## Task brief:
Transcribe all of the material exactly.

## Supplied records:
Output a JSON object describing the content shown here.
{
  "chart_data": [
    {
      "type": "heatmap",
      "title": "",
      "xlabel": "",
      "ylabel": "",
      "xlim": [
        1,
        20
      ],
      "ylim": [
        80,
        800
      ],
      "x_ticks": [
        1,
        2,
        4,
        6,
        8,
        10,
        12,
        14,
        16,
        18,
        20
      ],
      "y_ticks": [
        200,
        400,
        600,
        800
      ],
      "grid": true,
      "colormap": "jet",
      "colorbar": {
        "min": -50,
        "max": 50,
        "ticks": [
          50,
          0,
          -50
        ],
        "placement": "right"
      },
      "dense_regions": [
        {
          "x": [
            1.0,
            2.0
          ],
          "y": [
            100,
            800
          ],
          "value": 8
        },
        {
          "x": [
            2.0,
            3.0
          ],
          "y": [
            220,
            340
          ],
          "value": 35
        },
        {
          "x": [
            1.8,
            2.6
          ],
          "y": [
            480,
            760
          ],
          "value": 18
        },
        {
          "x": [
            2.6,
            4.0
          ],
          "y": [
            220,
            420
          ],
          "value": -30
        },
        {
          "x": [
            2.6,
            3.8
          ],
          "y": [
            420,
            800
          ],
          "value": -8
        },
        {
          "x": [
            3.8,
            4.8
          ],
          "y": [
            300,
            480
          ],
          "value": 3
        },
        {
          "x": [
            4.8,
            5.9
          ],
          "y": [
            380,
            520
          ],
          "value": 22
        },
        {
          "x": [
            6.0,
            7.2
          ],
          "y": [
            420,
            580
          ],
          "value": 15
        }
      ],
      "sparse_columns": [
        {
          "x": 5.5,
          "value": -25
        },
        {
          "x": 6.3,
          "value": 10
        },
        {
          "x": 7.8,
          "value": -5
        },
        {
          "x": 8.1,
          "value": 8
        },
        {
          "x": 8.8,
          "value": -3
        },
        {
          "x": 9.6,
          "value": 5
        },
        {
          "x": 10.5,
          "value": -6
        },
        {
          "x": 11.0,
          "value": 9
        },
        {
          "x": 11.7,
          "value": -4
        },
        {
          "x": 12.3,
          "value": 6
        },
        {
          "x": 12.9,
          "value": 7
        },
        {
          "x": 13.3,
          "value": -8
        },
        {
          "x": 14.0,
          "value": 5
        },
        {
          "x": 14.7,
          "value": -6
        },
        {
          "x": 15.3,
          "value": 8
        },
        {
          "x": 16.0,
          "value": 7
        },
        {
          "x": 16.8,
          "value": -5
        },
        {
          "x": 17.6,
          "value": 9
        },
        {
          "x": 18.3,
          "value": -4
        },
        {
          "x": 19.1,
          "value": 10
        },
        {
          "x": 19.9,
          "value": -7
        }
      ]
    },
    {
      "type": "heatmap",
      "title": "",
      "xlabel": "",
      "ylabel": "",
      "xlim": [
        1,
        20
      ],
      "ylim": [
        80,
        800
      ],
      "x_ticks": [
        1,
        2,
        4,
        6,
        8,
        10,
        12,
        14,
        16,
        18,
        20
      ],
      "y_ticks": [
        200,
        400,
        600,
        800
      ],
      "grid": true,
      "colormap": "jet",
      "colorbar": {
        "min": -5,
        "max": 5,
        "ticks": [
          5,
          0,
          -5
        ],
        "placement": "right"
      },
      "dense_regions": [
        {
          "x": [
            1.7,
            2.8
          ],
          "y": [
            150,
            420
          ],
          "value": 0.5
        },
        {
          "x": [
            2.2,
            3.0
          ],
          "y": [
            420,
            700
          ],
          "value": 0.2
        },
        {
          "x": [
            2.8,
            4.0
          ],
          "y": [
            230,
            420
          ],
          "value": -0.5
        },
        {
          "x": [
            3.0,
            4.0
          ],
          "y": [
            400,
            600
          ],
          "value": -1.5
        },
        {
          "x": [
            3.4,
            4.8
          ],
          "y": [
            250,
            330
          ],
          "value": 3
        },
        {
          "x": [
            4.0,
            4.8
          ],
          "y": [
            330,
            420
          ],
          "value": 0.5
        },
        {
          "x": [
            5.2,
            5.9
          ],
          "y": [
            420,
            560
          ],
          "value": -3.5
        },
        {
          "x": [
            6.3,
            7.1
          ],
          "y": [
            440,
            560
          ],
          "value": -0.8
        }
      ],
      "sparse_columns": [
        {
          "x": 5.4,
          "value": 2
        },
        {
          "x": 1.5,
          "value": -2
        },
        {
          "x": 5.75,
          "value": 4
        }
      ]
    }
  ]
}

## Exercise answer:
Output a JSON object describing the content shown here.
{
  "chart_data": [
    {
      "type": "heatmap",
      "title": "",
      "xlabel": "",
      "ylabel": "",
      "xlim": [
        1,
        20
      ],
      "ylim": [
        80,
        800
      ],
      "x_ticks": [
        1,
        2,
        4,
        6,
        8,
        10,
        12,
        14,
        16,
        18,
        20
      ],
      "y_ticks": [
        200,
        400,
        600,
        800
      ],
      "grid": true,
      "colormap": "jet",
      "colorbar": {
        "min": -50,
        "max": 50,
        "ticks": [
          50,
          0,
          -50
        ],
        "placement": "right"
      },
      "dense_regions": [
        {
          "x": [
            1.0,
            2.0
          ],
          "y": [
            100,
            800
          ],
          "value": 8
        },
        {
          "x": [
            2.0,
            3.0
          ],
          "y": [
            220,
            340
          ],
          "value": 35
        },
        {
          "x": [
            1.8,
            2.6
          ],
          "y": [
            480,
            760
          ],
          "value": 18
        },
        {
          "x": [
            2.6,
            4.0
          ],
          "y": [
            220,
            420
          ],
          "value": -30
        },
        {
          "x": [
            2.6,
            3.8
          ],
          "y": [
            420,
            800
          ],
          "value": -8
        },
        {
          "x": [
            3.8,
            4.8
          ],
          "y": [
            300,
            480
          ],
          "value": 3
        },
        {
          "x": [
            4.8,
            5.9
          ],
          "y": [
            380,
            520
          ],
          "value": 22
        },
        {
          "x": [
            6.0,
            7.2
          ],
          "y": [
            420,
            580
          ],
          "value": 15
        }
      ],
      "sparse_columns": [
        {
          "x": 5.5,
          "value": -25
        },
        {
          "x": 6.3,
          "value": 10
        },
        {
          "x": 7.8,
          "value": -5
        },
        {
          "x": 8.1,
          "value": 8
        },
        {
          "x": 8.8,
          "value": -3
        },
        {
          "x": 9.6,
          "value": 5
        },
        {
          "x": 10.5,
          "value": -6
        },
        {
          "x": 11.0,
          "value": 9
        },
        {
          "x": 11.7,
          "value": -4
        },
        {
          "x": 12.3,
          "value": 6
        },
        {
          "x": 12.9,
          "value": 7
        },
        {
          "x": 13.3,
          "value": -8
        },
        {
          "x": 14.0,
          "value": 5
        },
        {
          "x": 14.7,
          "value": -6
        },
        {
          "x": 15.3,
          "value": 8
        },
        {
          "x": 16.0,
          "value": 7
        },
        {
          "x": 16.8,
          "value": -5
        },
        {
          "x": 17.6,
          "value": 9
        },
        {
          "x": 18.3,
          "value": -4
        },
        {
          "x": 19.1,
          "value": 10
        },
        {
          "x": 19.9,
          "value": -7
        }
      ]
    },
    {
      "type": "heatmap",
      "title": "",
      "xlabel": "",
      "ylabel": "",
      "xlim": [
        1,
        20
      ],
      "ylim": [
        80,
        800
      ],
      "x_ticks": [
        1,
        2,
        4,
        6,
        8,
        10,
        12,
        14,
        16,
        18,
        20
      ],
      "y_ticks": [
        200,
        400,
        600,
        800
      ],
      "grid": true,
      "colormap": "jet",
      "colorbar": {
        "min": -5,
        "max": 5,
        "ticks": [
          5,
          0,
          -5
        ],
        "placement": "right"
      },
      "dense_regions": [
        {
          "x": [
            1.7,
            2.8
          ],
          "y": [
            150,
            420
          ],
          "value": 0.5
        },
        {
          "x": [
            2.2,
            3.0
          ],
          "y": [
            420,
            700
          ],
          "value": 0.2
        },
        {
          "x": [
            2.8,
            4.0
          ],
          "y": [
            230,
            420
          ],
          "value": -0.5
        },
        {
          "x": [
            3.0,
            4.0
          ],
          "y": [
            400,
            600
          ],
          "value": -1.5
        },
        {
          "x": [
            3.4,
            4.8
          ],
          "y": [
            250,
            330
          ],
          "value": 3
        },
        {
          "x": [
            4.0,
            4.8
          ],
          "y": [
            330,
            420
          ],
          "value": 0.5
        },
        {
          "x": [
            5.2,
            5.9
          ],
          "y": [
            420,
            560
          ],
          "value": -3.5
        },
        {
          "x": [
            6.3,
            7.1
          ],
          "y": [
            440,
            560
          ],
          "value": -0.8
        }
      ],
      "sparse_columns": [
        {
          "x": 5.4,
          "value": 2
        },
        {
          "x": 1.5,
          "value": -2
        },
        {
          "x": 5.75,
          "value": 4
        }
      ]
    }
  ]
}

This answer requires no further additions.